• [Instruction]
Every line with the word "Trading" in it should be extracted from the data that follows.

• [Records supplied]
################
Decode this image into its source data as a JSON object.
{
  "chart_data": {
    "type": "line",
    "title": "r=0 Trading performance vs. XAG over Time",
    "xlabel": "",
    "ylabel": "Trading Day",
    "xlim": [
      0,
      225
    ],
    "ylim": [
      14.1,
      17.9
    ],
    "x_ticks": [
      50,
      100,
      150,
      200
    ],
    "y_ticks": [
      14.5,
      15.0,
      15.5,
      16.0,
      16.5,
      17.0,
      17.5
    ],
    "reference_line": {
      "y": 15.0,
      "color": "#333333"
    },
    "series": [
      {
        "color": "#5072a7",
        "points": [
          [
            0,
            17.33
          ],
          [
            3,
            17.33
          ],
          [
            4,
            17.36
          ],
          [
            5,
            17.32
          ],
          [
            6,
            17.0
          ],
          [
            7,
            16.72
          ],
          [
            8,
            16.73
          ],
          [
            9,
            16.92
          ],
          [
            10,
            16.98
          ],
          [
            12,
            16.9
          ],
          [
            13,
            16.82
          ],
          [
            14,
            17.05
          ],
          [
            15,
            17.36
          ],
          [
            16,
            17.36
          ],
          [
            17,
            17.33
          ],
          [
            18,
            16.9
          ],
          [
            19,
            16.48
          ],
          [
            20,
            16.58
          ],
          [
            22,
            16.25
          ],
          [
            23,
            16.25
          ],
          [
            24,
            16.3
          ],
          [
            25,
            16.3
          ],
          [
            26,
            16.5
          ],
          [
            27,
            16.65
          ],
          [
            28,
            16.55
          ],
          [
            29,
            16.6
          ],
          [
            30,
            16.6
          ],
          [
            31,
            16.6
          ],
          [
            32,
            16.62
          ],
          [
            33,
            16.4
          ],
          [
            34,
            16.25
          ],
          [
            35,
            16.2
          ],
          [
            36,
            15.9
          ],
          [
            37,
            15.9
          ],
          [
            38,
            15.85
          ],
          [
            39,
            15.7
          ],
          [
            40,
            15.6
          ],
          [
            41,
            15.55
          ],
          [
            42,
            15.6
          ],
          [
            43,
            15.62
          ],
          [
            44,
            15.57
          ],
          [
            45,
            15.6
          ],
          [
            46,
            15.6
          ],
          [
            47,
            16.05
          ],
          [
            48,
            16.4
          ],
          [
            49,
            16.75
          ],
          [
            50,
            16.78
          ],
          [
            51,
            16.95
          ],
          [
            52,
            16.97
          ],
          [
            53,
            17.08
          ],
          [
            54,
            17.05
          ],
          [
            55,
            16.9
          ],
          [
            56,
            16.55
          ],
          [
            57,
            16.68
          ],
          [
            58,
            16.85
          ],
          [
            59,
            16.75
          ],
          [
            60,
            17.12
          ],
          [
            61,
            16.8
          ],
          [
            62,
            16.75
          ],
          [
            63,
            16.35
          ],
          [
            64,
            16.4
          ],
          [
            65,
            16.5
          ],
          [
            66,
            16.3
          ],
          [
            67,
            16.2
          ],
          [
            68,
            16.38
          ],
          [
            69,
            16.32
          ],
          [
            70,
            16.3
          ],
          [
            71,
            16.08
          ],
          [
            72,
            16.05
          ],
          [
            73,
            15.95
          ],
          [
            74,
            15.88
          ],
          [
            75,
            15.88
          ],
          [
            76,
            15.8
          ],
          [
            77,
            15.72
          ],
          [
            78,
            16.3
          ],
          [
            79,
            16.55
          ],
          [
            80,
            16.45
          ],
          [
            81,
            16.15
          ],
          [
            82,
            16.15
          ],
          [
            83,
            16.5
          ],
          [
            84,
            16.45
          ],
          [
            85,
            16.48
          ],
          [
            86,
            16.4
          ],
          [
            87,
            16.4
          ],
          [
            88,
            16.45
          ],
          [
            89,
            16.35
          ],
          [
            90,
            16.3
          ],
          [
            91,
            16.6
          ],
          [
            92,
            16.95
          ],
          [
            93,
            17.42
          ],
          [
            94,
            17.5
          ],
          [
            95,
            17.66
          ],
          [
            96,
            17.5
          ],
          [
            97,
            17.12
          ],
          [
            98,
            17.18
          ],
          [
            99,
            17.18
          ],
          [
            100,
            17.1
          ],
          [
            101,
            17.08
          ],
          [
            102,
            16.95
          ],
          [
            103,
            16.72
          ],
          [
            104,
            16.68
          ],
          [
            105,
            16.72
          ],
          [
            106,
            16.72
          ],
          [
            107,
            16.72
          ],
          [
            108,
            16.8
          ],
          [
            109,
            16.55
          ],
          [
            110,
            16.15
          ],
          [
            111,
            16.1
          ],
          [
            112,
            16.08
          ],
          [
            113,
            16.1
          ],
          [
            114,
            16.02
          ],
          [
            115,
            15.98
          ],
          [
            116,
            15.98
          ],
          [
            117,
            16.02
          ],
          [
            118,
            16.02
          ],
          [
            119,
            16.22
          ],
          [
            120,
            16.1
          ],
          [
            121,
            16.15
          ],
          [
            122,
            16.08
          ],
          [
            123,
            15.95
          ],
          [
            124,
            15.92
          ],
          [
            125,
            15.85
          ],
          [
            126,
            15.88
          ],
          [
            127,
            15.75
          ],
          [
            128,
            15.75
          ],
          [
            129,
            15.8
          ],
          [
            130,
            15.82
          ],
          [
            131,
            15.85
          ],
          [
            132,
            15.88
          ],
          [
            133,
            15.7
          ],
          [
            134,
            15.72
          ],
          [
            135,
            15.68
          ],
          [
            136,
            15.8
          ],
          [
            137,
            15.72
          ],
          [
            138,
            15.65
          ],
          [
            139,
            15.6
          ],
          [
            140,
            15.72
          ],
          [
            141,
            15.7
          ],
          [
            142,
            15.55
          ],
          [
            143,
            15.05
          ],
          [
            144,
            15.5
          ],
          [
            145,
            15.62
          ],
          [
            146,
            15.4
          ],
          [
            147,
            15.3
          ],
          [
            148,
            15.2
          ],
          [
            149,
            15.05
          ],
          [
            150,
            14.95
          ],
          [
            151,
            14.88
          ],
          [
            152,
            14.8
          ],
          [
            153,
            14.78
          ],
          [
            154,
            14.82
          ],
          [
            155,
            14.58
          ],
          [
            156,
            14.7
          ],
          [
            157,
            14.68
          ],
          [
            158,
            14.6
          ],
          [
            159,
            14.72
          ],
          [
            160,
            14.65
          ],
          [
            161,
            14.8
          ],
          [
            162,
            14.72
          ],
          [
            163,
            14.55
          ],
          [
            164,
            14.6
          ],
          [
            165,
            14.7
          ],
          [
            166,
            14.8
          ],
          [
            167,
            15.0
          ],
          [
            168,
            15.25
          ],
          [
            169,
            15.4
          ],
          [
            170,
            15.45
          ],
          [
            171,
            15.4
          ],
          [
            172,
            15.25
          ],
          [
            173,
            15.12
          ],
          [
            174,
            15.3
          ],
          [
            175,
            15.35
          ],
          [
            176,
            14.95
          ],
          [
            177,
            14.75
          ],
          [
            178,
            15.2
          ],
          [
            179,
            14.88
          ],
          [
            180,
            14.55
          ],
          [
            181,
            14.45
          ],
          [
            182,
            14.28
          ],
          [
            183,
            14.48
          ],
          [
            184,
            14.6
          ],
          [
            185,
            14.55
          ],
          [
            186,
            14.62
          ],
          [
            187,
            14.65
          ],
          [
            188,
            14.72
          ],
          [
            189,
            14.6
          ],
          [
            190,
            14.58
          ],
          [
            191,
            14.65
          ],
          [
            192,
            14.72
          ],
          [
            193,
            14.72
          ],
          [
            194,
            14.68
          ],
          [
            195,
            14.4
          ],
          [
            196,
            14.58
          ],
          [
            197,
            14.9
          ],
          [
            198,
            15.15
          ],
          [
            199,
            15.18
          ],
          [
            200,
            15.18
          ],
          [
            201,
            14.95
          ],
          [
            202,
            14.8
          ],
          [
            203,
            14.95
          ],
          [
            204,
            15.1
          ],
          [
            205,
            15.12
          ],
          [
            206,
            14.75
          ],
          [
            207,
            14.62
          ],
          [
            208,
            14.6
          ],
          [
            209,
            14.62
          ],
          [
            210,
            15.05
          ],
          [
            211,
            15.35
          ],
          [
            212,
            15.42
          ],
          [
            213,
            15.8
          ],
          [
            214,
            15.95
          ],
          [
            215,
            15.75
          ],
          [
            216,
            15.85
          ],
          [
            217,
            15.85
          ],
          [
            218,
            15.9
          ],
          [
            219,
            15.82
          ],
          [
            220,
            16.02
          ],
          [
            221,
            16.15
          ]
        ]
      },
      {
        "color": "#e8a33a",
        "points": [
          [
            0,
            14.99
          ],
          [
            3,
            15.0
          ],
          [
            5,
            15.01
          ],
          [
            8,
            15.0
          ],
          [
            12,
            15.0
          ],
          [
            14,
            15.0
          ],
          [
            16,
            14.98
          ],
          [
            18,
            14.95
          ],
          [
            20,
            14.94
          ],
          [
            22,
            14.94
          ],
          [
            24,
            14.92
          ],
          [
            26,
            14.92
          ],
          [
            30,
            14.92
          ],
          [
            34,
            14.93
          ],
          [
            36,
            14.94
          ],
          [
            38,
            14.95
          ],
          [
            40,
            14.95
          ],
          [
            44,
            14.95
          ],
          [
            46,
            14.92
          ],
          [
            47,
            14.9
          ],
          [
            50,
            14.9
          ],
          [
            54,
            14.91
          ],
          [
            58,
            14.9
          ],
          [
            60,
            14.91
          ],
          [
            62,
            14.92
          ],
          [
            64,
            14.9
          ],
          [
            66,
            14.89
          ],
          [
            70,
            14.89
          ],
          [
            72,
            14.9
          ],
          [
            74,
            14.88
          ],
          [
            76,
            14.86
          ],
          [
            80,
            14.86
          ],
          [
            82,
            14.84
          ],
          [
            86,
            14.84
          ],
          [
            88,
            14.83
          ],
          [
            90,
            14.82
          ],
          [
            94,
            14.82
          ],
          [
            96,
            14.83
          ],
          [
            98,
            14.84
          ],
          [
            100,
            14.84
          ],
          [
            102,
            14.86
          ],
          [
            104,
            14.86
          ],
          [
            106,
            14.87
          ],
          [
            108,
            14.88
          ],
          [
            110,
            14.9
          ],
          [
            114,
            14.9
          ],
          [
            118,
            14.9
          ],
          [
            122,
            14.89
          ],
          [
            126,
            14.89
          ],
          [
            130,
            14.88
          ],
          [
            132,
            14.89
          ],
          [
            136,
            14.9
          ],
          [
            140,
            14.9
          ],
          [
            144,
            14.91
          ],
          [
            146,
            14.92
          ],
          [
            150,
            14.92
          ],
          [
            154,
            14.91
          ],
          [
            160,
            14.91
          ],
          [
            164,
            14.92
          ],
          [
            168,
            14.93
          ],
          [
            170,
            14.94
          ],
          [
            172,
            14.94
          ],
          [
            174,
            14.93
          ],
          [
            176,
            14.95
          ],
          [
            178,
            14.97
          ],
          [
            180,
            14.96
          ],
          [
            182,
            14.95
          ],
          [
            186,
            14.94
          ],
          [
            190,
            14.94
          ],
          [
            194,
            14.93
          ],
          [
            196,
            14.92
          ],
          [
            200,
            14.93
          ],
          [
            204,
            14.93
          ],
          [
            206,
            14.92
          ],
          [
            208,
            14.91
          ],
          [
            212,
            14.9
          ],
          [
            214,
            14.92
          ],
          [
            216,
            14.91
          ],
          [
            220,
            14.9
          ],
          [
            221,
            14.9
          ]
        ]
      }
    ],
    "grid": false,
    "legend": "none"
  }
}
################
• [Problem solution]
    "title": "r=0 Trading performance vs. XAG over Time",
    "ylabel": "Trading Day",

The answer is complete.